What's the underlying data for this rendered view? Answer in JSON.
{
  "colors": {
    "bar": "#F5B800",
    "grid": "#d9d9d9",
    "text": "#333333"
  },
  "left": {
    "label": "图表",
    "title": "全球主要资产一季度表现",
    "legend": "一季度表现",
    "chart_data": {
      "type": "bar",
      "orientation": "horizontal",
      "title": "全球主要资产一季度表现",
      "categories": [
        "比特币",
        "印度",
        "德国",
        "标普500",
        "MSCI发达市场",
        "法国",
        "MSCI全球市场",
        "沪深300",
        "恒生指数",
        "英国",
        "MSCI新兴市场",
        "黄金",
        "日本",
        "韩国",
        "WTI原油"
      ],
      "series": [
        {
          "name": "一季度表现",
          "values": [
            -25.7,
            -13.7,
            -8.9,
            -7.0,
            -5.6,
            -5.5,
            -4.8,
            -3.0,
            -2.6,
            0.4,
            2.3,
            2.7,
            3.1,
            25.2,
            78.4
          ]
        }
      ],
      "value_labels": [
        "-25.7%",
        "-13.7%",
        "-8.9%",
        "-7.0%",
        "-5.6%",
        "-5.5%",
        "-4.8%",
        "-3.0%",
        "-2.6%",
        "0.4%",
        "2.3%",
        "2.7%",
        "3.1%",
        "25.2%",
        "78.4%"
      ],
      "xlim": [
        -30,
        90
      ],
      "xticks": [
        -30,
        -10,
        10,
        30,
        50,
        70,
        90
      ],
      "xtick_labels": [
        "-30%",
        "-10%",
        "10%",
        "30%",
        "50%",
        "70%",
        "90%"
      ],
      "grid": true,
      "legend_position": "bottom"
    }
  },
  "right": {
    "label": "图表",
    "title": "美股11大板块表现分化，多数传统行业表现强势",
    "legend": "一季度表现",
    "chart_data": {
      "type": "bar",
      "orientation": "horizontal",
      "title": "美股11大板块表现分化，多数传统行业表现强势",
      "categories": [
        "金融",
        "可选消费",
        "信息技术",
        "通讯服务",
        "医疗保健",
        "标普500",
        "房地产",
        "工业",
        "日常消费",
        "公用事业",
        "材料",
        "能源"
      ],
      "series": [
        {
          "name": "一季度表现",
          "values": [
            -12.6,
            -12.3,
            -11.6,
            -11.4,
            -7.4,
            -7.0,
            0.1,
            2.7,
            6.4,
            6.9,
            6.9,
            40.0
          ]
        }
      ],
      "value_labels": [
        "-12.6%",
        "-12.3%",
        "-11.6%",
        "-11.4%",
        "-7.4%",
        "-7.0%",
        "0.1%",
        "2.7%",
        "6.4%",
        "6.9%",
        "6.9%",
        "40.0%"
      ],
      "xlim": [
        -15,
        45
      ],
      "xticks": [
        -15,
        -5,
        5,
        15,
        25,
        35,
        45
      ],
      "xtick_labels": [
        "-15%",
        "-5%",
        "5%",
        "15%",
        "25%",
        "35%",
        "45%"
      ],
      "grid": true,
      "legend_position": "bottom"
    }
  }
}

AIM OF THE TASK |
Print out every entry, keeping each one exact.

EXERCISE RESULT |
What's the underlying data for this rendered view? Answer in JSON.
{
  "colors": {
    "bar": "#F5B800",
    "grid": "#d9d9d9",
    "text": "#333333"
  },
  "left": {
    "label": "图表",
    "title": "全球主要资产一季度表现",
    "legend": "一季度表现",
    "chart_data": {
      "type": "bar",
      "orientation": "horizontal",
      "title": "全球主要资产一季度表现",
      "categories": [
        "比特币",
        "印度",
        "德国",
        "标普500",
        "MSCI发达市场",
        "法国",
        "MSCI全球市场",
        "沪深300",
        "恒生指数",
        "英国",
        "MSCI新兴市场",
        "黄金",
        "日本",
        "韩国",
        "WTI原油"
      ],
      "series": [
        {
          "name": "一季度表现",
          "values": [
            -25.7,
            -13.7,
            -8.9,
            -7.0,
            -5.6,
            -5.5,
            -4.8,
            -3.0,
            -2.6,
            0.4,
            2.3,
            2.7,
            3.1,
            25.2,
            78.4
          ]
        }
      ],
      "value_labels": [
        "-25.7%",
        "-13.7%",
        "-8.9%",
        "-7.0%",
        "-5.6%",
        "-5.5%",
        "-4.8%",
        "-3.0%",
        "-2.6%",
        "0.4%",
        "2.3%",
        "2.7%",
        "3.1%",
        "25.2%",
        "78.4%"
      ],
      "xlim": [
        -30,
        90
      ],
      "xticks": [
        -30,
        -10,
        10,
        30,
        50,
        70,
        90
      ],
      "xtick_labels": [
        "-30%",
        "-10%",
        "10%",
        "30%",
        "50%",
        "70%",
        "90%"
      ],
      "grid": true,
      "legend_position": "bottom"
    }
  },
  "right": {
    "label": "图表",
    "title": "美股11大板块表现分化，多数传统行业表现强势",
    "legend": "一季度表现",
    "chart_data": {
      "type": "bar",
      "orientation": "horizontal",
      "title": "美股11大板块表现分化，多数传统行业表现强势",
      "categories": [
        "金融",
        "可选消费",
        "信息技术",
        "通讯服务",
        "医疗保健",
        "标普500",
        "房地产",
        "工业",
        "日常消费",
        "公用事业",
        "材料",
        "能源"
      ],
      "series": [
        {
          "name": "一季度表现",
          "values": [
            -12.6,
            -12.3,
            -11.6,
            -11.4,
            -7.4,
            -7.0,
            0.1,
            2.7,
            6.4,
            6.9,
            6.9,
            40.0
          ]
        }
      ],
      "value_labels": [
        "-12.6%",
        "-12.3%",
        "-11.6%",
        "-11.4%",
        "-7.4%",
        "-7.0%",
        "0.1%",
        "2.7%",
        "6.4%",
        "6.9%",
        "6.9%",
        "40.0%"
      ],
      "xlim": [
        -15,
        45
      ],
      "xticks": [
        -15,
        -5,
        5,
        15,
        25,
        35,
        45
      ],
      "xtick_labels": [
        "-15%",
        "-5%",
        "5%",
        "15%",
        "25%",
        "35%",
        "45%"
      ],
      "grid": true,
      "legend_position": "bottom"
    }
  }
}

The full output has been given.